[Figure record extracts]
↓

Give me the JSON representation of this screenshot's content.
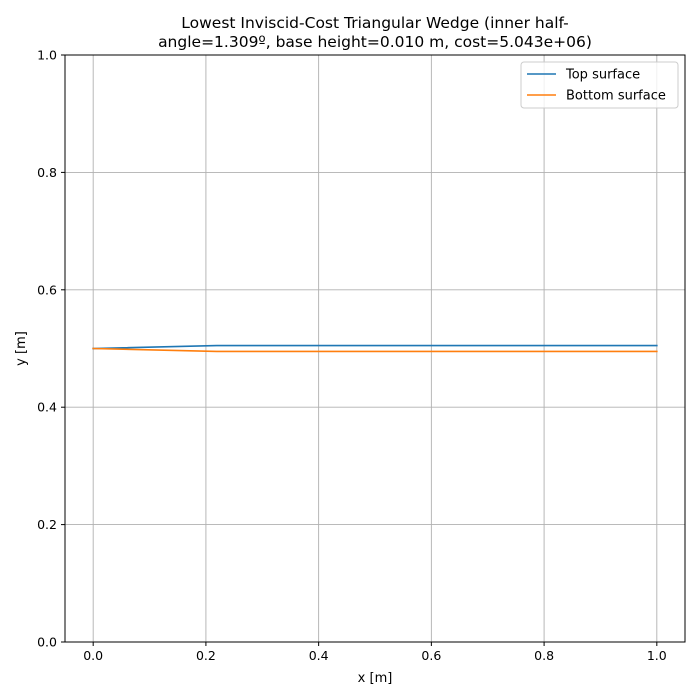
{
  "chart_data": {
    "type": "line",
    "title_lines": [
      "Lowest Inviscid-Cost Triangular Wedge (inner half-",
      "angle=1.309º, base height=0.010 m, cost=5.043e+06)"
    ],
    "xlabel": "x [m]",
    "ylabel": "y [m]",
    "xlim": [
      -0.05,
      1.05
    ],
    "ylim": [
      0.0,
      1.0
    ],
    "xticks": [
      0.0,
      0.2,
      0.4,
      0.6,
      0.8,
      1.0
    ],
    "xtick_labels": [
      "0.0",
      "0.2",
      "0.4",
      "0.6",
      "0.8",
      "1.0"
    ],
    "yticks": [
      0.0,
      0.2,
      0.4,
      0.6,
      0.8,
      1.0
    ],
    "ytick_labels": [
      "0.0",
      "0.2",
      "0.4",
      "0.6",
      "0.8",
      "1.0"
    ],
    "grid": true,
    "legend_position": "upper right",
    "series": [
      {
        "name": "Top surface",
        "color": "#1f77b4",
        "x": [
          0.0,
          0.219,
          1.0
        ],
        "y": [
          0.5,
          0.505,
          0.505
        ]
      },
      {
        "name": "Bottom surface",
        "color": "#ff7f0e",
        "x": [
          0.0,
          0.219,
          1.0
        ],
        "y": [
          0.5,
          0.495,
          0.495
        ]
      }
    ]
  }
}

↑

Return each line among the entries that holds the word "surface".

        "name": "Top surface",
        "name": "Bottom surface",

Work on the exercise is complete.